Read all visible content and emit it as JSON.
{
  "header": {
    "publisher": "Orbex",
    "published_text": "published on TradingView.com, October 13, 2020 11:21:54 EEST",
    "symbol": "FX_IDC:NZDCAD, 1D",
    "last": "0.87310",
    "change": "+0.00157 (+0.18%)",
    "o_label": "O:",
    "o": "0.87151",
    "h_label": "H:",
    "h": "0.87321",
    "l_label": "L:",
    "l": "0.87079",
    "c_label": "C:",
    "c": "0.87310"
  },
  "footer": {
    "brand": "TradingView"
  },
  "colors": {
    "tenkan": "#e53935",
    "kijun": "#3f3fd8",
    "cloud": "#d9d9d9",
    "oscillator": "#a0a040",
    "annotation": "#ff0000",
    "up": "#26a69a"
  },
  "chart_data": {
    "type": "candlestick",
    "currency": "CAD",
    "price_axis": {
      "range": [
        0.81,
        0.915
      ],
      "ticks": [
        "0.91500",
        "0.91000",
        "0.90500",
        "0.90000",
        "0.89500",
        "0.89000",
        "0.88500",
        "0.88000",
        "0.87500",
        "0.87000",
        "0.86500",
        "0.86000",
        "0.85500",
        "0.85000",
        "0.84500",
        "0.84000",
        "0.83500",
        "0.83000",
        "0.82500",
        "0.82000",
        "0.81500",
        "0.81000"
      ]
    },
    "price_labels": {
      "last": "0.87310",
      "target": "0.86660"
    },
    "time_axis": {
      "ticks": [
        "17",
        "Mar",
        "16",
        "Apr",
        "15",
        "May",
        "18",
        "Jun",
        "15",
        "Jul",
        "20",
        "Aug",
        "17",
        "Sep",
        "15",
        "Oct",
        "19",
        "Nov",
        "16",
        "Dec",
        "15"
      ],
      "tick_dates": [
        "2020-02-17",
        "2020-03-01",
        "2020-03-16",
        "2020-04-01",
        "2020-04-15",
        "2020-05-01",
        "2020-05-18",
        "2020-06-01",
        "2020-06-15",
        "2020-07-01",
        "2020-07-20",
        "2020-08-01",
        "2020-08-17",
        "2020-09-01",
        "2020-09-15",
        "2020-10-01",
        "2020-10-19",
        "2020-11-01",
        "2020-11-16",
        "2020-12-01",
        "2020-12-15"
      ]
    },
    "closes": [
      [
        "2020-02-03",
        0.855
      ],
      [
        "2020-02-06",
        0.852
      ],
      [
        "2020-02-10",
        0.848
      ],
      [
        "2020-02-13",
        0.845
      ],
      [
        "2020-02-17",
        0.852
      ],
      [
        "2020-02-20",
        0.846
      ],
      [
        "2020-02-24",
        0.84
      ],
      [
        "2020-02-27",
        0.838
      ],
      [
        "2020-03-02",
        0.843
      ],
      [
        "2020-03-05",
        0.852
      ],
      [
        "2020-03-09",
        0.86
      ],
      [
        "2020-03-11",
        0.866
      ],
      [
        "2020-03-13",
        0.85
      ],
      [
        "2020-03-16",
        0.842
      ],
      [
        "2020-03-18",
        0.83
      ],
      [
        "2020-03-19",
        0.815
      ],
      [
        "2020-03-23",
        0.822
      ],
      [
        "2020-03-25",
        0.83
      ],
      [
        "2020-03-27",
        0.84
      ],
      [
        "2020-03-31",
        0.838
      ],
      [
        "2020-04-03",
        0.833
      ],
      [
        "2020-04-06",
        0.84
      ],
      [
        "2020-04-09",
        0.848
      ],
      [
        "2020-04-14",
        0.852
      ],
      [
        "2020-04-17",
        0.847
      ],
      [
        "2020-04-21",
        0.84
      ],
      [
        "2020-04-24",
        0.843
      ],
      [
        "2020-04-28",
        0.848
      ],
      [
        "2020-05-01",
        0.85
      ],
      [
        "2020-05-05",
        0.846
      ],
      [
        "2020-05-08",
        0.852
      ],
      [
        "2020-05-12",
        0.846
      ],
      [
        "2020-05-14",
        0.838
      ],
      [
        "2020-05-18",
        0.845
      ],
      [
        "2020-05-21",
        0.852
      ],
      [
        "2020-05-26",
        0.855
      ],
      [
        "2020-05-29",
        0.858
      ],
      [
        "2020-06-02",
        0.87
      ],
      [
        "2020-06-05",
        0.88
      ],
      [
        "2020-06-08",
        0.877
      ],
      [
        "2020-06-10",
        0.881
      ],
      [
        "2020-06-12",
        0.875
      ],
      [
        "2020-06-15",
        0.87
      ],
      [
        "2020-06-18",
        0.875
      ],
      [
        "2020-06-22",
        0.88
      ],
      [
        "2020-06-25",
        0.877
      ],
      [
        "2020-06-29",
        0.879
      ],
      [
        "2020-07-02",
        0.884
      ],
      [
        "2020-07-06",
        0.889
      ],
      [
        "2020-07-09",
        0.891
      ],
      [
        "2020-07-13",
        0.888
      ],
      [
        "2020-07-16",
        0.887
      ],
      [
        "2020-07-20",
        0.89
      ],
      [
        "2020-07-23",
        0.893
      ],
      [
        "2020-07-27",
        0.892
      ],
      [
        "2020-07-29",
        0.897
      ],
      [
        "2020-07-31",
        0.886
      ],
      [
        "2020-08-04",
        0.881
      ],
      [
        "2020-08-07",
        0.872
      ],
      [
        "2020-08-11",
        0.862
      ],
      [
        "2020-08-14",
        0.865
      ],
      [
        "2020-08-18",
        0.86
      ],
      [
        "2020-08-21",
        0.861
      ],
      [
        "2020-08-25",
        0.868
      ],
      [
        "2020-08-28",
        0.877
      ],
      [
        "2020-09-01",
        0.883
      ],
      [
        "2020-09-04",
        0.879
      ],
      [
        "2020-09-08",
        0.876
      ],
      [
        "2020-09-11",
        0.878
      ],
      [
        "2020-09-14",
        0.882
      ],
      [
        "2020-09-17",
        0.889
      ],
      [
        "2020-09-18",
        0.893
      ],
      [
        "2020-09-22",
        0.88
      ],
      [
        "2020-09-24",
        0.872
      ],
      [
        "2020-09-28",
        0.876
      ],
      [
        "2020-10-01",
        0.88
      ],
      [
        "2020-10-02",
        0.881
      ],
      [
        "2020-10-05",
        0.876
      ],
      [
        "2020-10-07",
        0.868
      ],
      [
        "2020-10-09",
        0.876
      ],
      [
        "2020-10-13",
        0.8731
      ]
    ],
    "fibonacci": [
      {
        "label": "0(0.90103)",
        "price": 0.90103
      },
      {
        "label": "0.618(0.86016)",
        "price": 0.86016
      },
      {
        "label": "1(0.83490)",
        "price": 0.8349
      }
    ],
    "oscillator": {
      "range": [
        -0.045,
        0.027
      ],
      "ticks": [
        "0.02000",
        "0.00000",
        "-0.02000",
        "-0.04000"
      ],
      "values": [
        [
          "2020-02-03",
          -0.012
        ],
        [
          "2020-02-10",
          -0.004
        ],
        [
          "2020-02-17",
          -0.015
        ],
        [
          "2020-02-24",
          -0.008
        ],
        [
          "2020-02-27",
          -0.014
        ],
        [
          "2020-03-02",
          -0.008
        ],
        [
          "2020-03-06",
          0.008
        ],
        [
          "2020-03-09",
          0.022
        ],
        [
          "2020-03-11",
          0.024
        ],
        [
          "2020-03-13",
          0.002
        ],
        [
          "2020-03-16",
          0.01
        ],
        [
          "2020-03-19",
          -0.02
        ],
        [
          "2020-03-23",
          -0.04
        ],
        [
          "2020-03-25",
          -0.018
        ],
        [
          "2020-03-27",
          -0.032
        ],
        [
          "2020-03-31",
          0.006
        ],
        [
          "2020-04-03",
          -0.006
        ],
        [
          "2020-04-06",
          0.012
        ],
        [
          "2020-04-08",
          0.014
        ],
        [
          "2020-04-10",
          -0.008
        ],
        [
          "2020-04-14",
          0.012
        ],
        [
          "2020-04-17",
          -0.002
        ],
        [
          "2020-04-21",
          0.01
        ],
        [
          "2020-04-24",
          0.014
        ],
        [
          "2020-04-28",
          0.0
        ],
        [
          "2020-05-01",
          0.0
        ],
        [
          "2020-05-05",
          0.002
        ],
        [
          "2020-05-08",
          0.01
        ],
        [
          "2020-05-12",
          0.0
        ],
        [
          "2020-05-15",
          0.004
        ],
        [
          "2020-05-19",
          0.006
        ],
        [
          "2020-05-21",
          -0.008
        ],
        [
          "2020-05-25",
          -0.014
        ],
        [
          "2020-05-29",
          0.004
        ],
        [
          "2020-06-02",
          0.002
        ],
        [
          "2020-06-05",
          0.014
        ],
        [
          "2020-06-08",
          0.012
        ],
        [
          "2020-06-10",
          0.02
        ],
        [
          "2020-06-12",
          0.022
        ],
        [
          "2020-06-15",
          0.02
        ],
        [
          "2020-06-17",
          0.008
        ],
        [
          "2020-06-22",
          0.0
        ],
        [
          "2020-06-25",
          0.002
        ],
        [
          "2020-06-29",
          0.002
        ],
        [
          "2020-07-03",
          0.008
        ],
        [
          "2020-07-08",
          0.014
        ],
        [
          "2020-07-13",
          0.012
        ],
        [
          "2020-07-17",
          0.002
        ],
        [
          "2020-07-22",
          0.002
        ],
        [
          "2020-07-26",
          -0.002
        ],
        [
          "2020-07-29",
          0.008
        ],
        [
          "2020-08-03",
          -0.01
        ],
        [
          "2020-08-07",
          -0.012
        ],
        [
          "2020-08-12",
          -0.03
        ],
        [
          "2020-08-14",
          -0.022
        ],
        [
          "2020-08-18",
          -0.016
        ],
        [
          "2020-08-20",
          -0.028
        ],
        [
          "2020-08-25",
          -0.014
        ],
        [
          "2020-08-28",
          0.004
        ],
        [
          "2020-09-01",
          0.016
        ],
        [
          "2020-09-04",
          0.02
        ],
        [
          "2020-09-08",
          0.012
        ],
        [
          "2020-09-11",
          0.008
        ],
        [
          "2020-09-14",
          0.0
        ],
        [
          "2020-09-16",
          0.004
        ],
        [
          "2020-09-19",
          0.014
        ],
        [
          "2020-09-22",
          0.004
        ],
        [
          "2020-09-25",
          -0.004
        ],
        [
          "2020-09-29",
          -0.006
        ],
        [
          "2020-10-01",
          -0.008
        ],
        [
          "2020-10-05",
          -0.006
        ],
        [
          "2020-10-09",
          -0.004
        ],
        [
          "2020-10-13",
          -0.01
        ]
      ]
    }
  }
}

------

### Exercise
Take each line containing the string "TradingView" and copy it out.

### Worked answer
    "published_text": "published on TradingView.com, October 13, 2020 11:21:54 EEST",
    "brand": "TradingView"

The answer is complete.